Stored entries
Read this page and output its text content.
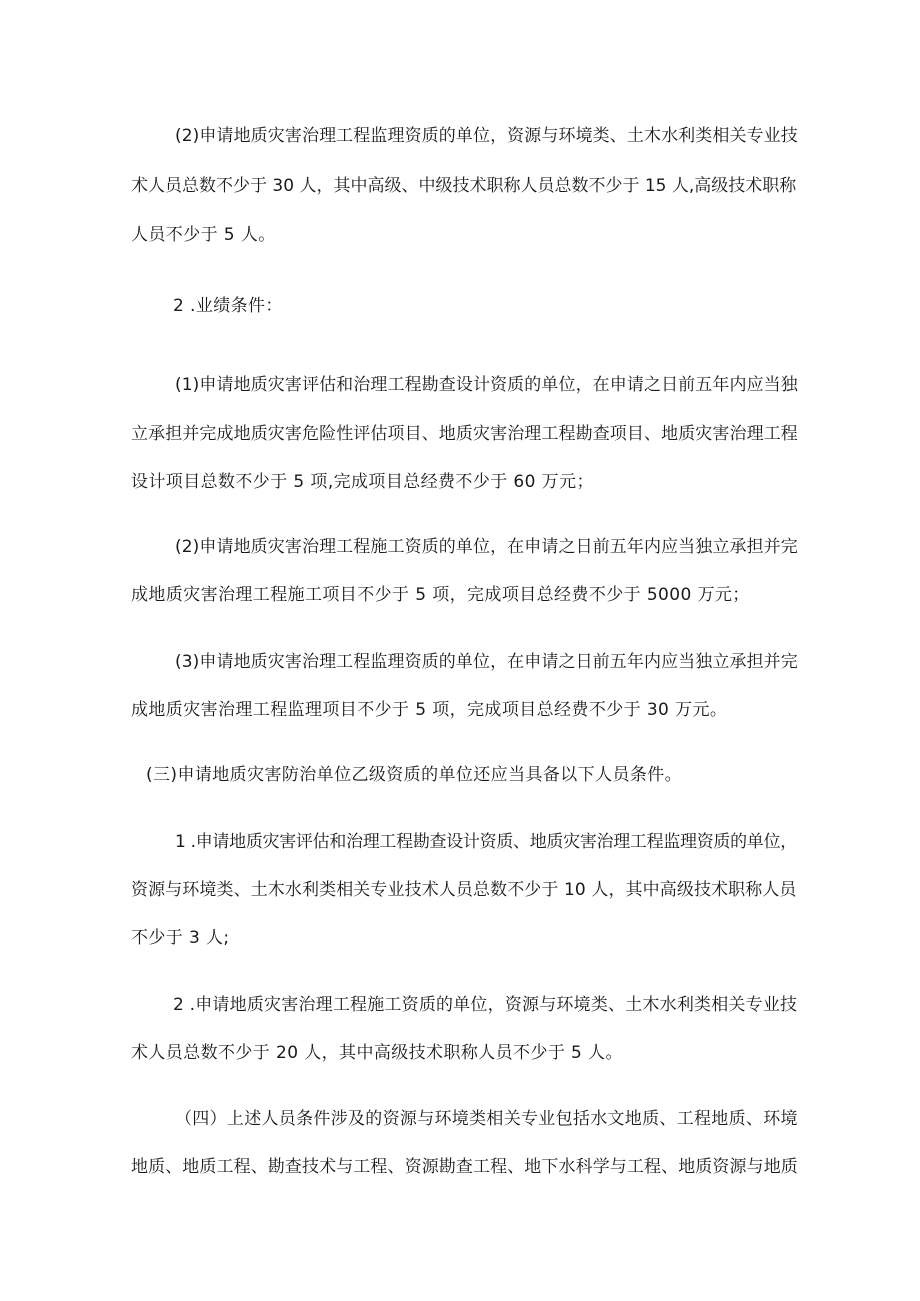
(2)申请地质灾害治理工程监理资质的单位，资源与环境类、土木水利类相关专业技
术人员总数不少于 30 人，其中高级、中级技术职称人员总数不少于 15 人,高级技术职称
人员不少于 5 人。
2 .业绩条件：
(1)申请地质灾害评估和治理工程勘查设计资质的单位，在申请之日前五年内应当独
立承担并完成地质灾害危险性评估项目、地质灾害治理工程勘查项目、地质灾害治理工程
设计项目总数不少于 5 项,完成项目总经费不少于 60 万元；
(2)申请地质灾害治理工程施工资质的单位，在申请之日前五年内应当独立承担并完
成地质灾害治理工程施工项目不少于 5 项，完成项目总经费不少于 5000 万元；
(3)申请地质灾害治理工程监理资质的单位，在申请之日前五年内应当独立承担并完
成地质灾害治理工程监理项目不少于 5 项，完成项目总经费不少于 30 万元。
(三)申请地质灾害防治单位乙级资质的单位还应当具备以下人员条件。
1 .申请地质灾害评估和治理工程勘查设计资质、地质灾害治理工程监理资质的单位，
资源与环境类、土木水利类相关专业技术人员总数不少于 10 人，其中高级技术职称人员
不少于 3 人;
2 .申请地质灾害治理工程施工资质的单位，资源与环境类、土木水利类相关专业技
术人员总数不少于 20 人，其中高级技术职称人员不少于 5 人。
（四）上述人员条件涉及的资源与环境类相关专业包括水文地质、工程地质、环境
地质、地质工程、勘查技术与工程、资源勘查工程、地下水科学与工程、地质资源与地质
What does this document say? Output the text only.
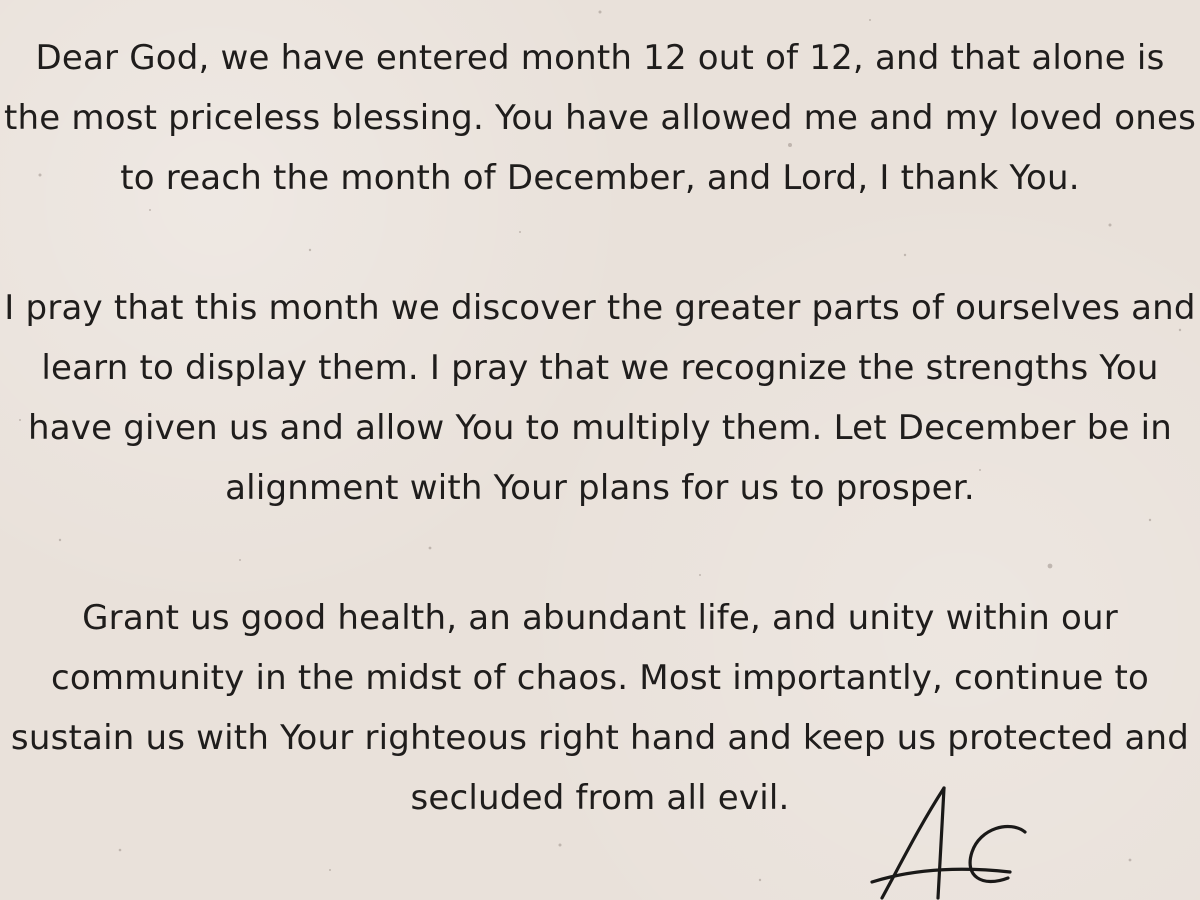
Dear God, we have entered month 12 out of 12, and that alone is
the most priceless blessing. You have allowed me and my loved ones
to reach the month of December, and Lord, I thank You.
I pray that this month we discover the greater parts of ourselves and
learn to display them. I pray that we recognize the strengths You
have given us and allow You to multiply them. Let December be in
alignment with Your plans for us to prosper.
Grant us good health, an abundant life, and unity within our
community in the midst of chaos. Most importantly, continue to
sustain us with Your righteous right hand and keep us protected and
secluded from all evil.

● **Task to carry out**: Only what runs from the line containing "What does this" through the end of the entries above should be extracted, exactly and without pictures.

● **Full response**:
What does this document say? Output the text only.
Dear God, we have entered month 12 out of 12, and that alone is
the most priceless blessing. You have allowed me and my loved ones
to reach the month of December, and Lord, I thank You.
I pray that this month we discover the greater parts of ourselves and
learn to display them. I pray that we recognize the strengths You
have given us and allow You to multiply them. Let December be in
alignment with Your plans for us to prosper.
Grant us good health, an abundant life, and unity within our
community in the midst of chaos. Most importantly, continue to
sustain us with Your righteous right hand and keep us protected and
secluded from all evil.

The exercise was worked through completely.